>> Start INPUT MATERIAL
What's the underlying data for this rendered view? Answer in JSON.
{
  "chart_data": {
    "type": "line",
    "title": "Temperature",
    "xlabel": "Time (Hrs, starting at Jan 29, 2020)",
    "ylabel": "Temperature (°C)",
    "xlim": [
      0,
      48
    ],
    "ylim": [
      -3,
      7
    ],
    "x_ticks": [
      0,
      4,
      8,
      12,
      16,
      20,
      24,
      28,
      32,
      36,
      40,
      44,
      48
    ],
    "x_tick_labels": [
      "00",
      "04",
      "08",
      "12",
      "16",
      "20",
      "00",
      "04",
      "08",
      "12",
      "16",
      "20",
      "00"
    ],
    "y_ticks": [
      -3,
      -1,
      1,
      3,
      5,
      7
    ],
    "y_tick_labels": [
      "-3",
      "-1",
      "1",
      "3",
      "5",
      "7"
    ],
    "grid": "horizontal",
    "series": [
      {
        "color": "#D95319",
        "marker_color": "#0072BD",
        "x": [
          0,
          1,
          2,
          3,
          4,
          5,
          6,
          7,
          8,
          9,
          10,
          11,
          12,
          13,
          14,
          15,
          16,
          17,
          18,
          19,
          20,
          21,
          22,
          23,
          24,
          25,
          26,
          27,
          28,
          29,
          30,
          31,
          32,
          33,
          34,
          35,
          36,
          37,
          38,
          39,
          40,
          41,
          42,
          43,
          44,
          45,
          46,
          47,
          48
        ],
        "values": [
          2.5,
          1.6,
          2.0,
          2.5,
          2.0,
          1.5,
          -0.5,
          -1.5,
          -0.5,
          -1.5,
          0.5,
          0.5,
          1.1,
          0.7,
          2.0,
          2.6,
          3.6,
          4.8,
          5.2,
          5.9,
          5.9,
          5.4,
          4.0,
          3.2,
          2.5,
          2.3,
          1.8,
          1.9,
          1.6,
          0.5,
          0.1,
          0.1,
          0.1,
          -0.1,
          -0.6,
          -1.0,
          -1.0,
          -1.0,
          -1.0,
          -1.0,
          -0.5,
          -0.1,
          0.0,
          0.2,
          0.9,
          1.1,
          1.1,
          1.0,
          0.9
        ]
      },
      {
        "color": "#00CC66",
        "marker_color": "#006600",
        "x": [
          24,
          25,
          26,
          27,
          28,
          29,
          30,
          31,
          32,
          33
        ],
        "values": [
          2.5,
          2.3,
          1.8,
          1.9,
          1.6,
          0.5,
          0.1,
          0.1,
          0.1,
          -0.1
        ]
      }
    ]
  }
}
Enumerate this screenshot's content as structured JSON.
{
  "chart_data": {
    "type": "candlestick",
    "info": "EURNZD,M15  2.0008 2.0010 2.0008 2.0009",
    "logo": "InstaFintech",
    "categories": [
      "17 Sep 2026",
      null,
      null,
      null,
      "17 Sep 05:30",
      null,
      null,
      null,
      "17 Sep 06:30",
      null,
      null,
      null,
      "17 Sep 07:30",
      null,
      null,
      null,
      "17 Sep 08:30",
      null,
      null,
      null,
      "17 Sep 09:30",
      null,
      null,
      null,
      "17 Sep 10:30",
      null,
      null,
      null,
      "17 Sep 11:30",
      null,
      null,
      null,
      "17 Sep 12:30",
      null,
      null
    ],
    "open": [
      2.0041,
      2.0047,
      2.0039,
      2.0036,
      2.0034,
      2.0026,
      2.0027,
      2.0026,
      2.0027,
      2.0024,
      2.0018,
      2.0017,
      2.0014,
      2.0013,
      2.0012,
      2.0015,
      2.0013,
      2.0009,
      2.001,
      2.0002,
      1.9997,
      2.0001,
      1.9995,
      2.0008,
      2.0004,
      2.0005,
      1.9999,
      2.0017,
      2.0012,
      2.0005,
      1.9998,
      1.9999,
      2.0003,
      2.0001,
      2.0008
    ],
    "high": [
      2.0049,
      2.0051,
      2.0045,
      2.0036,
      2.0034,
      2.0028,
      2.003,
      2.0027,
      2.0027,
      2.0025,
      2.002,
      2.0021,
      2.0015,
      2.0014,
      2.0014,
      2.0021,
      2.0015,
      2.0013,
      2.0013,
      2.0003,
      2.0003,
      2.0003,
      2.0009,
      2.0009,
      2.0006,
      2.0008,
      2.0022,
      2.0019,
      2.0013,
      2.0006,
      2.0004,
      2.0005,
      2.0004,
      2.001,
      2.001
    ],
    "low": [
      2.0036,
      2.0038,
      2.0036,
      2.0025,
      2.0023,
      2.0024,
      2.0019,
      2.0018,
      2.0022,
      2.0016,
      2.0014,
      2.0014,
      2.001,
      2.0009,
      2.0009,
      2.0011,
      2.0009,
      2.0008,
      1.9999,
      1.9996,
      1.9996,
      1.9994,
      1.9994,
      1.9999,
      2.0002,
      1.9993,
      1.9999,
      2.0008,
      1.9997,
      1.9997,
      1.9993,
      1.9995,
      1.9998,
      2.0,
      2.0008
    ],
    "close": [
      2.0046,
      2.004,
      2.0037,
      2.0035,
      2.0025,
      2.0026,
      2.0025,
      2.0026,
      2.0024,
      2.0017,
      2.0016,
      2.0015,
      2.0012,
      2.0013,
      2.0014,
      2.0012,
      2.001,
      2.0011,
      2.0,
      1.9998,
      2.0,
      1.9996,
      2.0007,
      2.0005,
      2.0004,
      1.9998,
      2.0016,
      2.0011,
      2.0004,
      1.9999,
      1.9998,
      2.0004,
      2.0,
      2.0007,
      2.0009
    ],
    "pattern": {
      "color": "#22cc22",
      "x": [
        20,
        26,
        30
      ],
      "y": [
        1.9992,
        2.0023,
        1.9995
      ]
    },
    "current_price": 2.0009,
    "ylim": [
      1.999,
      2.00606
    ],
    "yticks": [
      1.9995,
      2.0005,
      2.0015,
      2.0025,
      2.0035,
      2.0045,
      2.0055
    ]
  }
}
>> End INPUT MATERIAL
All of the data needs to be reproduced exactly, with no line missing.

**SOLVED EXERCISE:**
What's the underlying data for this rendered view? Answer in JSON.
{
  "chart_data": {
    "type": "line",
    "title": "Temperature",
    "xlabel": "Time (Hrs, starting at Jan 29, 2020)",
    "ylabel": "Temperature (°C)",
    "xlim": [
      0,
      48
    ],
    "ylim": [
      -3,
      7
    ],
    "x_ticks": [
      0,
      4,
      8,
      12,
      16,
      20,
      24,
      28,
      32,
      36,
      40,
      44,
      48
    ],
    "x_tick_labels": [
      "00",
      "04",
      "08",
      "12",
      "16",
      "20",
      "00",
      "04",
      "08",
      "12",
      "16",
      "20",
      "00"
    ],
    "y_ticks": [
      -3,
      -1,
      1,
      3,
      5,
      7
    ],
    "y_tick_labels": [
      "-3",
      "-1",
      "1",
      "3",
      "5",
      "7"
    ],
    "grid": "horizontal",
    "series": [
      {
        "color": "#D95319",
        "marker_color": "#0072BD",
        "x": [
          0,
          1,
          2,
          3,
          4,
          5,
          6,
          7,
          8,
          9,
          10,
          11,
          12,
          13,
          14,
          15,
          16,
          17,
          18,
          19,
          20,
          21,
          22,
          23,
          24,
          25,
          26,
          27,
          28,
          29,
          30,
          31,
          32,
          33,
          34,
          35,
          36,
          37,
          38,
          39,
          40,
          41,
          42,
          43,
          44,
          45,
          46,
          47,
          48
        ],
        "values": [
          2.5,
          1.6,
          2.0,
          2.5,
          2.0,
          1.5,
          -0.5,
          -1.5,
          -0.5,
          -1.5,
          0.5,
          0.5,
          1.1,
          0.7,
          2.0,
          2.6,
          3.6,
          4.8,
          5.2,
          5.9,
          5.9,
          5.4,
          4.0,
          3.2,
          2.5,
          2.3,
          1.8,
          1.9,
          1.6,
          0.5,
          0.1,
          0.1,
          0.1,
          -0.1,
          -0.6,
          -1.0,
          -1.0,
          -1.0,
          -1.0,
          -1.0,
          -0.5,
          -0.1,
          0.0,
          0.2,
          0.9,
          1.1,
          1.1,
          1.0,
          0.9
        ]
      },
      {
        "color": "#00CC66",
        "marker_color": "#006600",
        "x": [
          24,
          25,
          26,
          27,
          28,
          29,
          30,
          31,
          32,
          33
        ],
        "values": [
          2.5,
          2.3,
          1.8,
          1.9,
          1.6,
          0.5,
          0.1,
          0.1,
          0.1,
          -0.1
        ]
      }
    ]
  }
}
Enumerate this screenshot's content as structured JSON.
{
  "chart_data": {
    "type": "candlestick",
    "info": "EURNZD,M15  2.0008 2.0010 2.0008 2.0009",
    "logo": "InstaFintech",
    "categories": [
      "17 Sep 2026",
      null,
      null,
      null,
      "17 Sep 05:30",
      null,
      null,
      null,
      "17 Sep 06:30",
      null,
      null,
      null,
      "17 Sep 07:30",
      null,
      null,
      null,
      "17 Sep 08:30",
      null,
      null,
      null,
      "17 Sep 09:30",
      null,
      null,
      null,
      "17 Sep 10:30",
      null,
      null,
      null,
      "17 Sep 11:30",
      null,
      null,
      null,
      "17 Sep 12:30",
      null,
      null
    ],
    "open": [
      2.0041,
      2.0047,
      2.0039,
      2.0036,
      2.0034,
      2.0026,
      2.0027,
      2.0026,
      2.0027,
      2.0024,
      2.0018,
      2.0017,
      2.0014,
      2.0013,
      2.0012,
      2.0015,
      2.0013,
      2.0009,
      2.001,
      2.0002,
      1.9997,
      2.0001,
      1.9995,
      2.0008,
      2.0004,
      2.0005,
      1.9999,
      2.0017,
      2.0012,
      2.0005,
      1.9998,
      1.9999,
      2.0003,
      2.0001,
      2.0008
    ],
    "high": [
      2.0049,
      2.0051,
      2.0045,
      2.0036,
      2.0034,
      2.0028,
      2.003,
      2.0027,
      2.0027,
      2.0025,
      2.002,
      2.0021,
      2.0015,
      2.0014,
      2.0014,
      2.0021,
      2.0015,
      2.0013,
      2.0013,
      2.0003,
      2.0003,
      2.0003,
      2.0009,
      2.0009,
      2.0006,
      2.0008,
      2.0022,
      2.0019,
      2.0013,
      2.0006,
      2.0004,
      2.0005,
      2.0004,
      2.001,
      2.001
    ],
    "low": [
      2.0036,
      2.0038,
      2.0036,
      2.0025,
      2.0023,
      2.0024,
      2.0019,
      2.0018,
      2.0022,
      2.0016,
      2.0014,
      2.0014,
      2.001,
      2.0009,
      2.0009,
      2.0011,
      2.0009,
      2.0008,
      1.9999,
      1.9996,
      1.9996,
      1.9994,
      1.9994,
      1.9999,
      2.0002,
      1.9993,
      1.9999,
      2.0008,
      1.9997,
      1.9997,
      1.9993,
      1.9995,
      1.9998,
      2.0,
      2.0008
    ],
    "close": [
      2.0046,
      2.004,
      2.0037,
      2.0035,
      2.0025,
      2.0026,
      2.0025,
      2.0026,
      2.0024,
      2.0017,
      2.0016,
      2.0015,
      2.0012,
      2.0013,
      2.0014,
      2.0012,
      2.001,
      2.0011,
      2.0,
      1.9998,
      2.0,
      1.9996,
      2.0007,
      2.0005,
      2.0004,
      1.9998,
      2.0016,
      2.0011,
      2.0004,
      1.9999,
      1.9998,
      2.0004,
      2.0,
      2.0007,
      2.0009
    ],
    "pattern": {
      "color": "#22cc22",
      "x": [
        20,
        26,
        30
      ],
      "y": [
        1.9992,
        2.0023,
        1.9995
      ]
    },
    "current_price": 2.0009,
    "ylim": [
      1.999,
      2.00606
    ],
    "yticks": [
      1.9995,
      2.0005,
      2.0015,
      2.0025,
      2.0035,
      2.0045,
      2.0055
    ]
  }
}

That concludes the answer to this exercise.